▸ **REQUIREMENT**
Print every entry, word for word, and skip the images.
>> Start RECORD LIST
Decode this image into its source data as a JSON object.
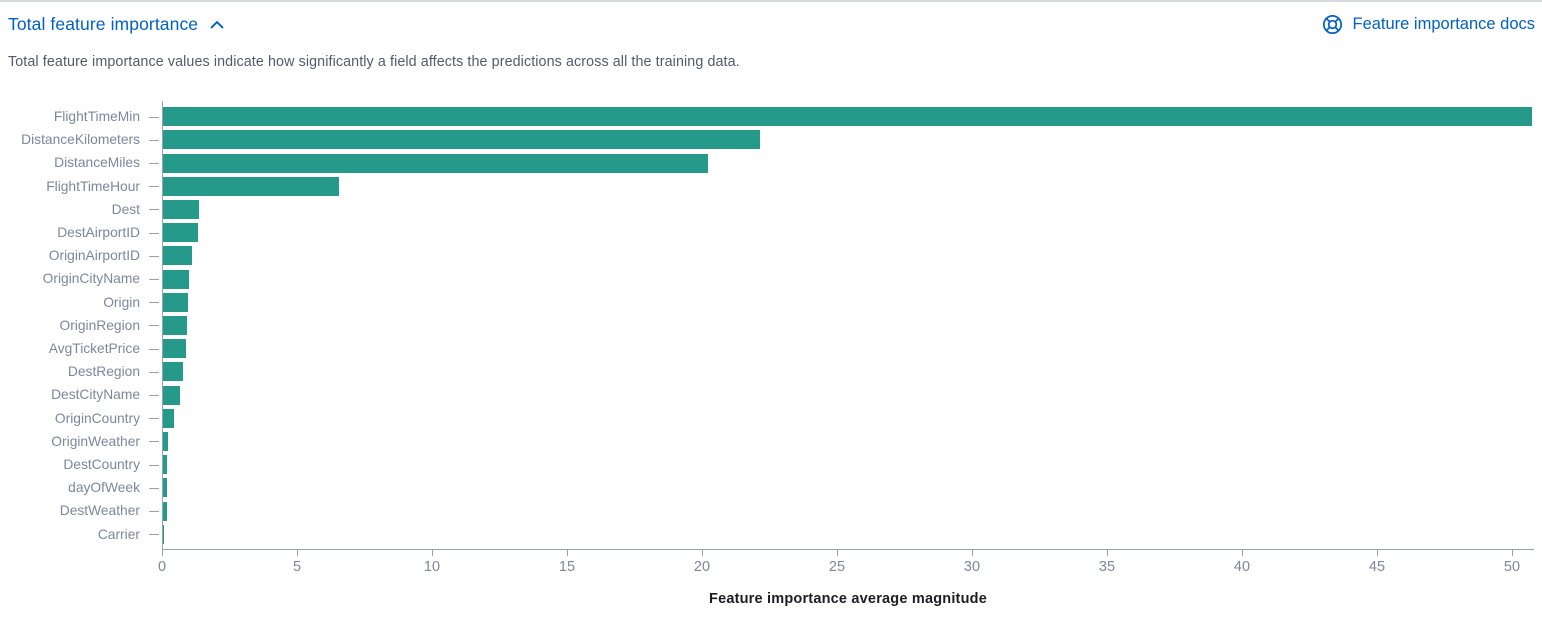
{
  "header": {
    "title": "Total feature importance",
    "docs_link": "Feature importance docs"
  },
  "description": "Total feature importance values indicate how significantly a field affects the predictions across all the training data.",
  "colors": {
    "accent": "#0061c4",
    "bar": "#259a8b",
    "axis_line": "#98a2b3",
    "axis_text": "#7d879c"
  },
  "chart_data": {
    "type": "bar",
    "orientation": "horizontal",
    "title": "Total feature importance",
    "xlabel": "Feature importance average magnitude",
    "ylabel": "",
    "xlim": [
      0,
      50
    ],
    "x_ticks": [
      0,
      5,
      10,
      15,
      20,
      25,
      30,
      35,
      40,
      45,
      50
    ],
    "grid": false,
    "legend": false,
    "categories": [
      "FlightTimeMin",
      "DistanceKilometers",
      "DistanceMiles",
      "FlightTimeHour",
      "Dest",
      "DestAirportID",
      "OriginAirportID",
      "OriginCityName",
      "Origin",
      "OriginRegion",
      "AvgTicketPrice",
      "DestRegion",
      "DestCityName",
      "OriginCountry",
      "OriginWeather",
      "DestCountry",
      "dayOfWeek",
      "DestWeather",
      "Carrier"
    ],
    "values": [
      50.7,
      22.1,
      20.2,
      6.5,
      1.33,
      1.3,
      1.07,
      0.96,
      0.93,
      0.89,
      0.85,
      0.73,
      0.63,
      0.42,
      0.19,
      0.15,
      0.15,
      0.13,
      0.04
    ]
  }
}
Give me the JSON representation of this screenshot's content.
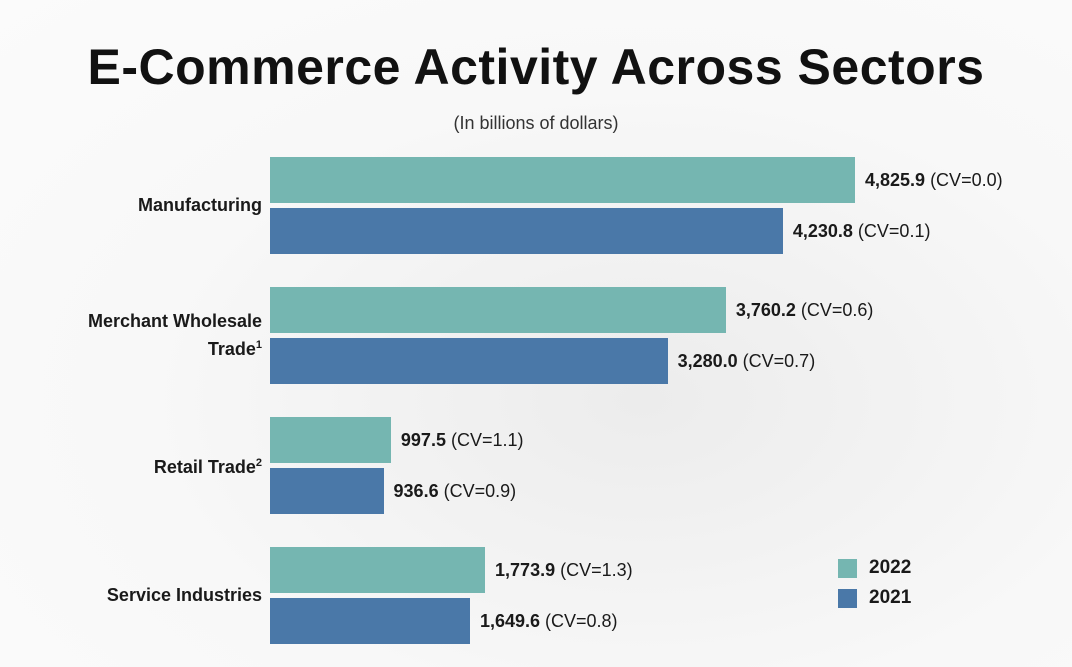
{
  "chart_data": {
    "type": "bar",
    "orientation": "horizontal",
    "title": "E-Commerce Activity Across Sectors",
    "subtitle": "(In billions of dollars)",
    "categories": [
      {
        "label": "Manufacturing",
        "footnote": ""
      },
      {
        "label": "Merchant Wholesale Trade",
        "footnote": "1"
      },
      {
        "label": "Retail Trade",
        "footnote": "2"
      },
      {
        "label": "Service Industries",
        "footnote": ""
      }
    ],
    "series": [
      {
        "name": "2022",
        "color": "#75b6b1",
        "values": [
          4825.9,
          3760.2,
          997.5,
          1773.9
        ],
        "labels": [
          "4,825.9",
          "3,760.2",
          "997.5",
          "1,773.9"
        ],
        "cv": [
          "(CV=0.0)",
          "(CV=0.6)",
          "(CV=1.1)",
          "(CV=1.3)"
        ]
      },
      {
        "name": "2021",
        "color": "#4a78a8",
        "values": [
          4230.8,
          3280.0,
          936.6,
          1649.6
        ],
        "labels": [
          "4,230.8",
          "3,280.0",
          "936.6",
          "1,649.6"
        ],
        "cv": [
          "(CV=0.1)",
          "(CV=0.7)",
          "(CV=0.9)",
          "(CV=0.8)"
        ]
      }
    ],
    "xlim": [
      0,
      4825.9
    ],
    "legend_position": "bottom-right",
    "grid": false
  }
}
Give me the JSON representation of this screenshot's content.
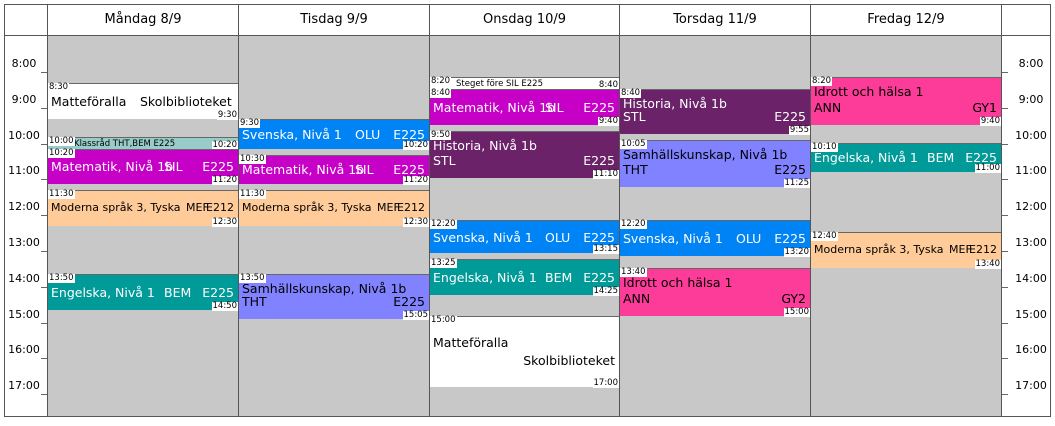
>> End RECORD LIST
▸ **SOLUTION FOR THIS EXERCISE**
Decode this image into its source data as a JSON object.
{
  "header": {
    "title": "Total feature importance",
    "docs_link": "Feature importance docs"
  },
  "description": "Total feature importance values indicate how significantly a field affects the predictions across all the training data.",
  "colors": {
    "accent": "#0061c4",
    "bar": "#259a8b",
    "axis_line": "#98a2b3",
    "axis_text": "#7d879c"
  },
  "chart_data": {
    "type": "bar",
    "orientation": "horizontal",
    "title": "Total feature importance",
    "xlabel": "Feature importance average magnitude",
    "ylabel": "",
    "xlim": [
      0,
      50
    ],
    "x_ticks": [
      0,
      5,
      10,
      15,
      20,
      25,
      30,
      35,
      40,
      45,
      50
    ],
    "grid": false,
    "legend": false,
    "categories": [
      "FlightTimeMin",
      "DistanceKilometers",
      "DistanceMiles",
      "FlightTimeHour",
      "Dest",
      "DestAirportID",
      "OriginAirportID",
      "OriginCityName",
      "Origin",
      "OriginRegion",
      "AvgTicketPrice",
      "DestRegion",
      "DestCityName",
      "OriginCountry",
      "OriginWeather",
      "DestCountry",
      "dayOfWeek",
      "DestWeather",
      "Carrier"
    ],
    "values": [
      50.7,
      22.1,
      20.2,
      6.5,
      1.33,
      1.3,
      1.07,
      0.96,
      0.93,
      0.89,
      0.85,
      0.73,
      0.63,
      0.42,
      0.19,
      0.15,
      0.15,
      0.13,
      0.04
    ]
  }
}
Give me the JSON representation of this screenshot's content.
{
  "chart_data": {
    "type": "bar",
    "orientation": "horizontal",
    "title": "E-Commerce Activity Across Sectors",
    "subtitle": "(In billions of dollars)",
    "categories": [
      {
        "label": "Manufacturing",
        "footnote": ""
      },
      {
        "label": "Merchant Wholesale Trade",
        "footnote": "1"
      },
      {
        "label": "Retail Trade",
        "footnote": "2"
      },
      {
        "label": "Service Industries",
        "footnote": ""
      }
    ],
    "series": [
      {
        "name": "2022",
        "color": "#75b6b1",
        "values": [
          4825.9,
          3760.2,
          997.5,
          1773.9
        ],
        "labels": [
          "4,825.9",
          "3,760.2",
          "997.5",
          "1,773.9"
        ],
        "cv": [
          "(CV=0.0)",
          "(CV=0.6)",
          "(CV=1.1)",
          "(CV=1.3)"
        ]
      },
      {
        "name": "2021",
        "color": "#4a78a8",
        "values": [
          4230.8,
          3280.0,
          936.6,
          1649.6
        ],
        "labels": [
          "4,230.8",
          "3,280.0",
          "936.6",
          "1,649.6"
        ],
        "cv": [
          "(CV=0.1)",
          "(CV=0.7)",
          "(CV=0.9)",
          "(CV=0.8)"
        ]
      }
    ],
    "xlim": [
      0,
      4825.9
    ],
    "legend_position": "bottom-right",
    "grid": false
  }
}
Give me the JSON representation of this screenshot's content.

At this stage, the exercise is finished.